▶ _TASK INPUTS_

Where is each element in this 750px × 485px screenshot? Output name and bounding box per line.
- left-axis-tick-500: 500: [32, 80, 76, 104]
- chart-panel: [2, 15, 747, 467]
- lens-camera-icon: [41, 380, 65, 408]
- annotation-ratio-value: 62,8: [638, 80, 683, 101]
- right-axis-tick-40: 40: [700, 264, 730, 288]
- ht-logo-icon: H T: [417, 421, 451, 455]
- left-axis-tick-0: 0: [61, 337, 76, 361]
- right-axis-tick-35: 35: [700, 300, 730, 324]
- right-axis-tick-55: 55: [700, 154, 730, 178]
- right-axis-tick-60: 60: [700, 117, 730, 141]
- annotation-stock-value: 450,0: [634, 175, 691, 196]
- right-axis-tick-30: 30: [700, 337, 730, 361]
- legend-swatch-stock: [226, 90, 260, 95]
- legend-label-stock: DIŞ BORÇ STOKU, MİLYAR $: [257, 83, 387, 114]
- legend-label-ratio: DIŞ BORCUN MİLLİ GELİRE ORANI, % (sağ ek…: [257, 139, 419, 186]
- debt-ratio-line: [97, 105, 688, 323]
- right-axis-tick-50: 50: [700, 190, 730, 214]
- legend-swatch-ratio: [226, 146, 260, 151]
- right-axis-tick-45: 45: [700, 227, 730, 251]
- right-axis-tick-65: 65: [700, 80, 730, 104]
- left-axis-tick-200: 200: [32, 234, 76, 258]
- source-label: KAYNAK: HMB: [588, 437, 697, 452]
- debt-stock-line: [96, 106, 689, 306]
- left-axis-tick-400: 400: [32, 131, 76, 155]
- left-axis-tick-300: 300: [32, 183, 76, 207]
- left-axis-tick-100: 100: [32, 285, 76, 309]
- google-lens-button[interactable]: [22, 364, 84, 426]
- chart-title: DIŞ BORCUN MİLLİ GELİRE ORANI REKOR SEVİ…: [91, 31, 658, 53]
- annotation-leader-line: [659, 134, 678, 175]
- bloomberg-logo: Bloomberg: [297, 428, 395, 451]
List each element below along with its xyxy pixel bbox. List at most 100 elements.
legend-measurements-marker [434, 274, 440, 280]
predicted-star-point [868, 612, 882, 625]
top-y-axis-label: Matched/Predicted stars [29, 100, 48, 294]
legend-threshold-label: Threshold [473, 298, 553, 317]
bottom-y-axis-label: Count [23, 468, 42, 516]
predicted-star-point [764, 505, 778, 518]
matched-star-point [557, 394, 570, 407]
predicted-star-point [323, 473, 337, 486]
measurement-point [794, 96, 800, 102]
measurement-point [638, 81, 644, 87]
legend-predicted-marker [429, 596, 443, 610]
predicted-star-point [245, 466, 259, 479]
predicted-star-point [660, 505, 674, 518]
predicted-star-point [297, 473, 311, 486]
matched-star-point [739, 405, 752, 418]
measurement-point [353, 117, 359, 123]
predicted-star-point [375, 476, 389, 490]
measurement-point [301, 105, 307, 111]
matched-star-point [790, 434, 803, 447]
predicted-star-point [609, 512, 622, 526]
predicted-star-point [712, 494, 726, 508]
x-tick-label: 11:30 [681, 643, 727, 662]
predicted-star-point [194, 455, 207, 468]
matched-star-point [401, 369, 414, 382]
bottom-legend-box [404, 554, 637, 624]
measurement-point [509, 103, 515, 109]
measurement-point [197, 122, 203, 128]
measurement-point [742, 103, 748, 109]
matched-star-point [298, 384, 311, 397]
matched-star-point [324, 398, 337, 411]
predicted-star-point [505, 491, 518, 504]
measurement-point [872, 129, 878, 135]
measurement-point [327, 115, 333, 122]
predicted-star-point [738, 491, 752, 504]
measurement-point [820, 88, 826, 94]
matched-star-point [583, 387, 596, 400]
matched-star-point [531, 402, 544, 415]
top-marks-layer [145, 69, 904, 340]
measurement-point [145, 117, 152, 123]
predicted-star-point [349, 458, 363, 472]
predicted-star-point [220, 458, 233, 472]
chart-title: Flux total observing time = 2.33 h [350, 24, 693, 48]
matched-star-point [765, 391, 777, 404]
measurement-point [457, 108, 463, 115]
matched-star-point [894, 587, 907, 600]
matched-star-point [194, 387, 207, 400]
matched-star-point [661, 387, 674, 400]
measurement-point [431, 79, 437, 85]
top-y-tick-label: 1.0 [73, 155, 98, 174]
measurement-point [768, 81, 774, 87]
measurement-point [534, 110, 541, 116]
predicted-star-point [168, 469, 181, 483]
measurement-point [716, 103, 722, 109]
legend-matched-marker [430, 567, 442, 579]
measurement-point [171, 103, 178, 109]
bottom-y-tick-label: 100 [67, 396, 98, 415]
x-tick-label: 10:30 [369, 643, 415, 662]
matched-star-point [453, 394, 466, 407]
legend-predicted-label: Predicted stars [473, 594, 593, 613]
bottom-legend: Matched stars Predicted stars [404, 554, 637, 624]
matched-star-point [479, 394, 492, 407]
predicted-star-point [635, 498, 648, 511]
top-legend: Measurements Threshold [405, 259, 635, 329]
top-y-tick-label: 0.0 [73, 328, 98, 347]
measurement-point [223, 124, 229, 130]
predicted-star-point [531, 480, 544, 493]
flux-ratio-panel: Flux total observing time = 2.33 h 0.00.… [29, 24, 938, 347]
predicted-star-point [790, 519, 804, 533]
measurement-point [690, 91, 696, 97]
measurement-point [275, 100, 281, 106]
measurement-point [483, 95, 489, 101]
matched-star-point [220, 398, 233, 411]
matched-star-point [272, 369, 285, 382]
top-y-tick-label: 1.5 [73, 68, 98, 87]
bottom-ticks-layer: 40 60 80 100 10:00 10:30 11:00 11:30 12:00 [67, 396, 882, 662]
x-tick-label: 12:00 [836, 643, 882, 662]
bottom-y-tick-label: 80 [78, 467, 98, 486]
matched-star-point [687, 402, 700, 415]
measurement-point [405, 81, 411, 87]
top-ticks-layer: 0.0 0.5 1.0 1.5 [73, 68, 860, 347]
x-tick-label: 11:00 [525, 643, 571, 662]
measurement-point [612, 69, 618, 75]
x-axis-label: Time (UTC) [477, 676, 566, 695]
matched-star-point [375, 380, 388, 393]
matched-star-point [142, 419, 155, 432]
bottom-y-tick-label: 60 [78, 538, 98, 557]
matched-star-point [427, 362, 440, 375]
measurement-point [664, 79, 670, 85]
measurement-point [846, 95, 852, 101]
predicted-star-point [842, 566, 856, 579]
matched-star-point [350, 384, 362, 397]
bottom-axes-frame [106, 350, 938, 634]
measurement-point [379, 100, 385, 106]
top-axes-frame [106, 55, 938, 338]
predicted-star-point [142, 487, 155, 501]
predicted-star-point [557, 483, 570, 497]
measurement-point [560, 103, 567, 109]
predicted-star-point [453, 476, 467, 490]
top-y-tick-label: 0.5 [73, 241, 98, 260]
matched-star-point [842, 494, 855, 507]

▶ _TASK TO CARRY OUT_
Lay out every line of the records above as a Markdown table with two columns, Row and Text, giving each line its row number and skipping any blank lines.

▶ _SOLUTION FOR THIS PROBLEM_
| Row | Text |
|---|---|
| 1 | Where is each element in this 750px × 485px screenshot? Output name and bounding box per line. |
| 2 | - left-axis-tick-500: 500: [32, 80, 76, 104] |
| 3 | - chart-panel: [2, 15, 747, 467] |
| 4 | - lens-camera-icon: [41, 380, 65, 408] |
| 5 | - annotation-ratio-value: 62,8: [638, 80, 683, 101] |
| 6 | - right-axis-tick-40: 40: [700, 264, 730, 288] |
| 7 | - ht-logo-icon: H T: [417, 421, 451, 455] |
| 8 | - left-axis-tick-0: 0: [61, 337, 76, 361] |
| 9 | - right-axis-tick-35: 35: [700, 300, 730, 324] |
| 10 | - right-axis-tick-55: 55: [700, 154, 730, 178] |
| 11 | - right-axis-tick-60: 60: [700, 117, 730, 141] |
| 12 | - annotation-stock-value: 450,0: [634, 175, 691, 196] |
| 13 | - right-axis-tick-30: 30: [700, 337, 730, 361] |
| 14 | - legend-swatch-stock: [226, 90, 260, 95] |
| 15 | - legend-label-stock: DIŞ BORÇ STOKU, MİLYAR $: [257, 83, 387, 114] |
| 16 | - legend-label-ratio: DIŞ BORCUN MİLLİ GELİRE ORANI, % (sağ ek…: [257, 139, 419, 186] |
| 17 | - debt-ratio-line: [97, 105, 688, 323] |
| 18 | - right-axis-tick-50: 50: [700, 190, 730, 214] |
| 19 | - legend-swatch-ratio: [226, 146, 260, 151] |
| 20 | - right-axis-tick-45: 45: [700, 227, 730, 251] |
| 21 | - right-axis-tick-65: 65: [700, 80, 730, 104] |
| 22 | - left-axis-tick-200: 200: [32, 234, 76, 258] |
| 23 | - source-label: KAYNAK: HMB: [588, 437, 697, 452] |
| 24 | - debt-stock-line: [96, 106, 689, 306] |
| 25 | - left-axis-tick-400: 400: [32, 131, 76, 155] |
| 26 | - left-axis-tick-300: 300: [32, 183, 76, 207] |
| 27 | - left-axis-tick-100: 100: [32, 285, 76, 309] |
| 28 | - google-lens-button[interactable]: [22, 364, 84, 426] |
| 29 | - chart-title: DIŞ BORCUN MİLLİ GELİRE ORANI REKOR SEVİ…: [91, 31, 658, 53] |
| 30 | - annotation-leader-line: [659, 134, 678, 175] |
| 31 | - bloomberg-logo: Bloomberg: [297, 428, 395, 451] |
| 32 | List each element below along with its xyxy pixel bbox. List at most 100 elements. |
| 33 | legend-measurements-marker [434, 274, 440, 280] |
| 34 | predicted-star-point [868, 612, 882, 625] |
| 35 | top-y-axis-label: Matched/Predicted stars [29, 100, 48, 294] |
| 36 | legend-threshold-label: Threshold [473, 298, 553, 317] |
| 37 | bottom-y-axis-label: Count [23, 468, 42, 516] |
| 38 | predicted-star-point [764, 505, 778, 518] |
| 39 | matched-star-point [557, 394, 570, 407] |
| 40 | predicted-star-point [323, 473, 337, 486] |
| 41 | measurement-point [794, 96, 800, 102] |
| 42 | measurement-point [638, 81, 644, 87] |
| 43 | legend-predicted-marker [429, 596, 443, 610] |
| 44 | predicted-star-point [245, 466, 259, 479] |
| 45 | predicted-star-point [660, 505, 674, 518] |
| 46 | predicted-star-point [297, 473, 311, 486] |
| 47 | matched-star-point [739, 405, 752, 418] |
| 48 | measurement-point [353, 117, 359, 123] |
| 49 | predicted-star-point [375, 476, 389, 490] |
| 50 | measurement-point [301, 105, 307, 111] |
| 51 | matched-star-point [790, 434, 803, 447] |
| 52 | predicted-star-point [609, 512, 622, 526] |
| 53 | predicted-star-point [712, 494, 726, 508] |
| 54 | x-tick-label: 11:30 [681, 643, 727, 662] |
| 55 | predicted-star-point [194, 455, 207, 468] |
| 56 | matched-star-point [401, 369, 414, 382] |
| 57 | bottom-legend-box [404, 554, 637, 624] |
| 58 | measurement-point [509, 103, 515, 109] |
| 59 | measurement-point [197, 122, 203, 128] |
| 60 | measurement-point [742, 103, 748, 109] |
| 61 | matched-star-point [298, 384, 311, 397] |
| 62 | matched-star-point [324, 398, 337, 411] |
| 63 | predicted-star-point [505, 491, 518, 504] |
| 64 | measurement-point [872, 129, 878, 135] |
| 65 | measurement-point [327, 115, 333, 122] |
| 66 | predicted-star-point [738, 491, 752, 504] |
| 67 | measurement-point [820, 88, 826, 94] |
| 68 | matched-star-point [583, 387, 596, 400] |
| 69 | matched-star-point [531, 402, 544, 415] |
| 70 | top-marks-layer [145, 69, 904, 340] |
| 71 | measurement-point [145, 117, 152, 123] |
| 72 | predicted-star-point [349, 458, 363, 472] |
| 73 | predicted-star-point [220, 458, 233, 472] |
| 74 | chart-title: Flux total observing time = 2.33 h [350, 24, 693, 48] |
| 75 | matched-star-point [765, 391, 777, 404] |
| 76 | measurement-point [457, 108, 463, 115] |
| 77 | matched-star-point [894, 587, 907, 600] |
| 78 | matched-star-point [194, 387, 207, 400] |
| 79 | matched-star-point [661, 387, 674, 400] |
| 80 | measurement-point [431, 79, 437, 85] |
| 81 | top-y-tick-label: 1.0 [73, 155, 98, 174] |
| 82 | measurement-point [768, 81, 774, 87] |
| 83 | measurement-point [534, 110, 541, 116] |
| 84 | predicted-star-point [168, 469, 181, 483] |
| 85 | measurement-point [716, 103, 722, 109] |
| 86 | legend-matched-marker [430, 567, 442, 579] |
| 87 | measurement-point [171, 103, 178, 109] |
| 88 | bottom-y-tick-label: 100 [67, 396, 98, 415] |
| 89 | x-tick-label: 10:30 [369, 643, 415, 662] |
| 90 | matched-star-point [453, 394, 466, 407] |
| 91 | legend-predicted-label: Predicted stars [473, 594, 593, 613] |
| 92 | bottom-legend: Matched stars Predicted stars [404, 554, 637, 624] |
| 93 | matched-star-point [479, 394, 492, 407] |
| 94 | predicted-star-point [635, 498, 648, 511] |
| 95 | top-legend: Measurements Threshold [405, 259, 635, 329] |
| 96 | top-y-tick-label: 0.0 [73, 328, 98, 347] |
| 97 | measurement-point [223, 124, 229, 130] |
| 98 | predicted-star-point [531, 480, 544, 493] |
| 99 | flux-ratio-panel: Flux total observing time = 2.33 h 0.00.… [29, 24, 938, 347] |
| 100 | predicted-star-point [790, 519, 804, 533] |
| 101 | measurement-point [690, 91, 696, 97] |
| 102 | measurement-point [275, 100, 281, 106] |
| 103 | measurement-point [483, 95, 489, 101] |
| 104 | matched-star-point [220, 398, 233, 411] |
| 105 | matched-star-point [272, 369, 285, 382] |
| 106 | top-y-tick-label: 1.5 [73, 68, 98, 87] |
| 107 | bottom-ticks-layer: 40 60 80 100 10:00 10:30 11:00 11:30 12:00 [67, 396, 882, 662] |
| 108 | x-tick-label: 12:00 [836, 643, 882, 662] |
| 109 | bottom-y-tick-label: 80 [78, 467, 98, 486] |
| 110 | matched-star-point [687, 402, 700, 415] |
| 111 | measurement-point [405, 81, 411, 87] |
| 112 | top-ticks-layer: 0.0 0.5 1.0 1.5 [73, 68, 860, 347] |
| 113 | x-tick-label: 11:00 [525, 643, 571, 662] |
| 114 | measurement-point [612, 69, 618, 75] |
| 115 | x-axis-label: Time (UTC) [477, 676, 566, 695] |
| 116 | matched-star-point [375, 380, 388, 393] |
| 117 | matched-star-point [142, 419, 155, 432] |
| 118 | bottom-y-tick-label: 60 [78, 538, 98, 557] |
| 119 | matched-star-point [427, 362, 440, 375] |
| 120 | measurement-point [664, 79, 670, 85] |
| 121 | measurement-point [846, 95, 852, 101] |
| 122 | predicted-star-point [842, 566, 856, 579] |
| 123 | matched-star-point [350, 384, 362, 397] |
| 124 | bottom-axes-frame [106, 350, 938, 634] |
| 125 | measurement-point [379, 100, 385, 106] |
| 126 | top-axes-frame [106, 55, 938, 338] |
| 127 | predicted-star-point [142, 487, 155, 501] |
| 128 | predicted-star-point [557, 483, 570, 497] |
| 129 | measurement-point [560, 103, 567, 109] |
| 130 | predicted-star-point [453, 476, 467, 490] |
| 131 | top-y-tick-label: 0.5 [73, 241, 98, 260] |
| 132 | matched-star-point [842, 494, 855, 507] |